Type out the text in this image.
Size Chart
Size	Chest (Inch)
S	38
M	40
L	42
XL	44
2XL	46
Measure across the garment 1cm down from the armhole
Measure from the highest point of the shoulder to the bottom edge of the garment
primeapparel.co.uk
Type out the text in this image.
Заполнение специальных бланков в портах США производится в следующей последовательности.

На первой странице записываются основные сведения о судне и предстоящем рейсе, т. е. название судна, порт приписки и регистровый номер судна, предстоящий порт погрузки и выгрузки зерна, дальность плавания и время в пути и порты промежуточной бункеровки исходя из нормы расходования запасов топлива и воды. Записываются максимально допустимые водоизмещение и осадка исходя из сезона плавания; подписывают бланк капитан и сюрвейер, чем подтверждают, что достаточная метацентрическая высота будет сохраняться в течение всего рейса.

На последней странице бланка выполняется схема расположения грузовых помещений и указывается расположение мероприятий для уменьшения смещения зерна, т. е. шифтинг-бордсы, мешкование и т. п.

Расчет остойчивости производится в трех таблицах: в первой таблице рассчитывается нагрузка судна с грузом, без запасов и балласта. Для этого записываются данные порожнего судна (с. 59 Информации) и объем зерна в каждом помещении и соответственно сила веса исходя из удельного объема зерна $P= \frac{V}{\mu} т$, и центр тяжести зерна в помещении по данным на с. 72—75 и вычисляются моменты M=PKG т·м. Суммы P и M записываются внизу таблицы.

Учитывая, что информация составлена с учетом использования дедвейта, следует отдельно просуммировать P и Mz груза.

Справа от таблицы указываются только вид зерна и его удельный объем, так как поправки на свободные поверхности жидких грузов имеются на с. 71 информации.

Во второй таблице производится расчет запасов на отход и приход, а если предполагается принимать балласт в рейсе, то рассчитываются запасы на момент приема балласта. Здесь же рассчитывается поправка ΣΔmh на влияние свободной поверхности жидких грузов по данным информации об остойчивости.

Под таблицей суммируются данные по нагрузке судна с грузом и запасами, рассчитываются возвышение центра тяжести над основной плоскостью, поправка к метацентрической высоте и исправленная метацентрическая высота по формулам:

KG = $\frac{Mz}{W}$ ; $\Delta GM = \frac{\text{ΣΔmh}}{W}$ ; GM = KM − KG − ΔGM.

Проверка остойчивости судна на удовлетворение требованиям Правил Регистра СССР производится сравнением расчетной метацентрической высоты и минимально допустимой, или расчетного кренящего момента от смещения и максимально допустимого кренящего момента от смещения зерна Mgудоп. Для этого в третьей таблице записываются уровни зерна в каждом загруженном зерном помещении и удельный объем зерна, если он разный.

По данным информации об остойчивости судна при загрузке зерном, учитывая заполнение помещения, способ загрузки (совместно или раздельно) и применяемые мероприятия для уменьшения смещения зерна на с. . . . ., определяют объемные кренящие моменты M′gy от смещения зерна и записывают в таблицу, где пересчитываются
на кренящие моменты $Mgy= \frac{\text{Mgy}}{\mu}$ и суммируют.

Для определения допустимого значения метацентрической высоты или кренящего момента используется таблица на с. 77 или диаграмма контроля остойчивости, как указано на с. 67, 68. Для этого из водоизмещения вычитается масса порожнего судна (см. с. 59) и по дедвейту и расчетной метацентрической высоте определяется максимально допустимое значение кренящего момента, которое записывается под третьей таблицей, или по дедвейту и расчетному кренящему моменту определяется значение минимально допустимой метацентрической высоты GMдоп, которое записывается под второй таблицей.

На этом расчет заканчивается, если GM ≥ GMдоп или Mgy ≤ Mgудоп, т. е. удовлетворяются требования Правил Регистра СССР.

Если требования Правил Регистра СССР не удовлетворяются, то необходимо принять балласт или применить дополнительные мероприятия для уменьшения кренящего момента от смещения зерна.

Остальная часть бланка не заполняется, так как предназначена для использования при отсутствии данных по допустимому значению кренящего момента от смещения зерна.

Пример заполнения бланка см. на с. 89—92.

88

======

- _Task to carry out_:
From the data above, gather every line that includes the word "удовлетворяются".

- _Finished answer_:
На этом расчет заканчивается, если GM ≥ GMдоп или Mgy ≤ Mgудоп, т. е. удовлетворяются требования Правил Регистра СССР.
Если требования Правил Регистра СССР не удовлетворяются, то необходимо принять балласт или применить дополнительные мероприятия для уменьшения кренящего момента от смещения зерна.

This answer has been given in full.